Tarefas a realizar ▸
**1.** Copie do texto sobre a reencarnação e o perdão o trecho que vai de "Isto levanta um" até "seu cariz existencial.".
**2.** Resuma em duas frases o texto sobre a reencarnação e o perdão.
**3.** Responda, com base no texto sobre a reencarnação e o perdão:
(a) Com que é feito o aparelho complexo mencionado no início?
(b) Segundo o texto, o que constitui a identidade do Cristianismo?
(c) Com dez anos de idade, não se tem a experiência e o conhecimento de quantos anos?

Texto para leitura ▸
Para isso, há um aparelho complexo, feito com os materiais de cada planeta; um corpo físico,devidamente preparado para os maiores embates. E a situação repetete-se: o aparelho é idêntico, o modo como é utilizado já depende de quem o usa.
Fazer da reencarnaçao o pagamento de actos esquecidos, resultado de uma natural imperfeição, é o mesmo, parece-nos, que castigar um indivíduo de vinte anos pelas birras de quando tinha apenas dois. Ou seja, voltar à pena de Talião, ainda que para a sua época tenha sido um franco progressso, é minimizar a reencarnação esquecendo que cada etapa tem os seus comportamentos próprios e que é preciso compreender. Com dez anos de idade não se tem a experiência e o conhecimento de cinquenta.
Isto levanta um outro problema, mais incisivo, a saber, o papel do perdão. Em que fica? Anular o perdão é destruir o Cristianismo, pois ele é a sua identidade. Sem perdão, o Cristianismo cai por terra, perde o seu cariz existencial.
Vejamos. O que é mais forte, perdoar um acto ignóbil ou condenar a uma existência inteira de tormentos quem o cometeu? Estamos por acaso na pele do outro, na sua vivência, na sua classe evolutiva? Não tem já o mundo os seus mecanismos jurídicos para fazer cumprir penas por actos não aceites pela sociedade? Esses mecanismos não vão, por ventura, evoluindo com a complexificação das sociedades, em crescimento permanente?
Não será infinitamente mais rico, já que não temos capacidade para perdoar quem assassinou um filho, por exemplo, vir a ter o próprio homicida como um outro filho em próxima vida? Não será esse o melhor mecanismo de reconciliação com aqueles que se envolveram de razões? Não será a melhor via para a perfeição, o próprio perdão, na mais elevada acepção do termo? Por mais conflituosas que sejam essas relações familiares, nada é comparável com uma pena de Talião ou uma espécie de vingança social cruel e fria, calculista, premeditada. Ninguém nasce obrigado a matar ou a ser morto por ninguém.

Linhas de um conjunto de dados:
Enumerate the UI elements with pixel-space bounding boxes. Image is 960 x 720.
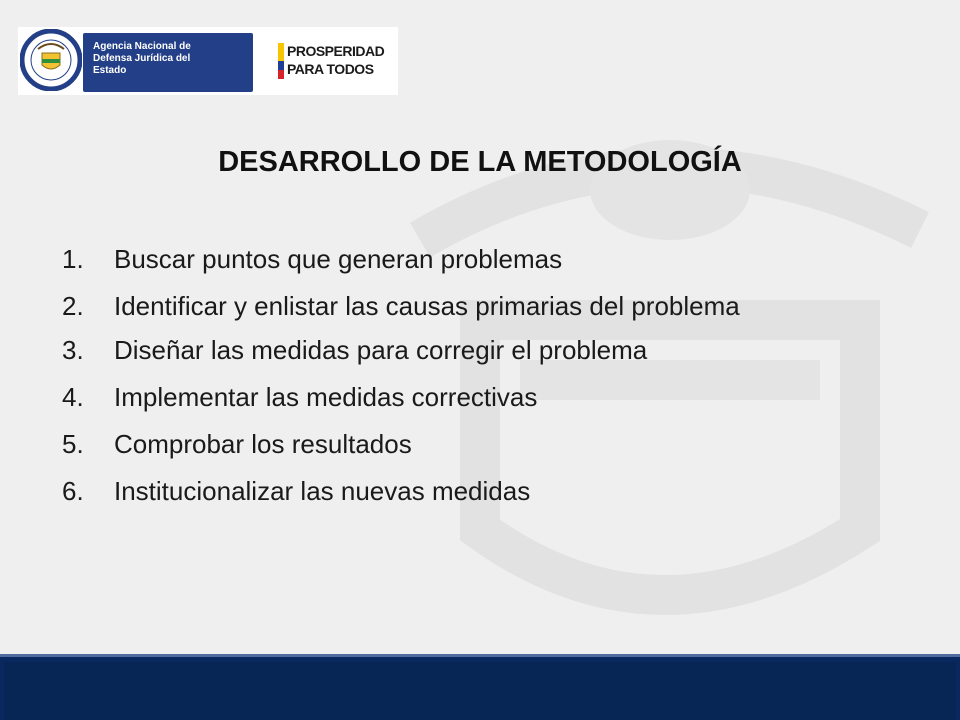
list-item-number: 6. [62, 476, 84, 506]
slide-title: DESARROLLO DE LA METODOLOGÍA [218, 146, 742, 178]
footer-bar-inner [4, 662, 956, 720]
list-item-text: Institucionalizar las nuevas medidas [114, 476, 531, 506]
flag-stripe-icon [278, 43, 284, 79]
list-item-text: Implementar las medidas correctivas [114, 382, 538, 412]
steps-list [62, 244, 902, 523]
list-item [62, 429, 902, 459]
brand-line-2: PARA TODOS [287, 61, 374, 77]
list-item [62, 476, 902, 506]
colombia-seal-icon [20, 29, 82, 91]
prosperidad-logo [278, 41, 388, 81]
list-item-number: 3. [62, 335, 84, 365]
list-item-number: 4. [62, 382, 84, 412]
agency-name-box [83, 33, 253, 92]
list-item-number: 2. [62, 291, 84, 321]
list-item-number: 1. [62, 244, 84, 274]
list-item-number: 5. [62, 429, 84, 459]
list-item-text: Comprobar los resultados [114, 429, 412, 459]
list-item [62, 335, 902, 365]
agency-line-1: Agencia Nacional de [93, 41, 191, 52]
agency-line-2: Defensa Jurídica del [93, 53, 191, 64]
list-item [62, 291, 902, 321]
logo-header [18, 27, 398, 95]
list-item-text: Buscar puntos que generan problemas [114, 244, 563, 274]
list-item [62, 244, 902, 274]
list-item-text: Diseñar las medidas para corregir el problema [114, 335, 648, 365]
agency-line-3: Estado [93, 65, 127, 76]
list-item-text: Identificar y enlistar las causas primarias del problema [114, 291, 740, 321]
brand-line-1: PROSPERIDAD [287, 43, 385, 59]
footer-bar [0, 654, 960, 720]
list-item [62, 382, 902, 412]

Respostas às tarefas ▸
**1.**
Isto levanta um outro problema, mais incisivo, a saber, o papel do perdão. Em que fica? Anular o perdão é destruir o Cristianismo, pois ele é a sua identidade. Sem perdão, o Cristianismo cai por terra, perde o seu cariz existencial.

**2.** O texto compara tratar a reencarnação como pagamento de actos esquecidos a castigar alguém de vinte anos pelas birras que fazia aos dois, o que equivale a voltar à pena de Talião. Apresenta o perdão como a identidade do Cristianismo e afirma que nenhuma relação familiar conflituosa se compara a uma pena de Talião ou a uma vingança social cruel, fria e premeditada.

**3.**
(a) Com os materiais de cada planeta.
(b) O perdão.
(c) De cinquenta.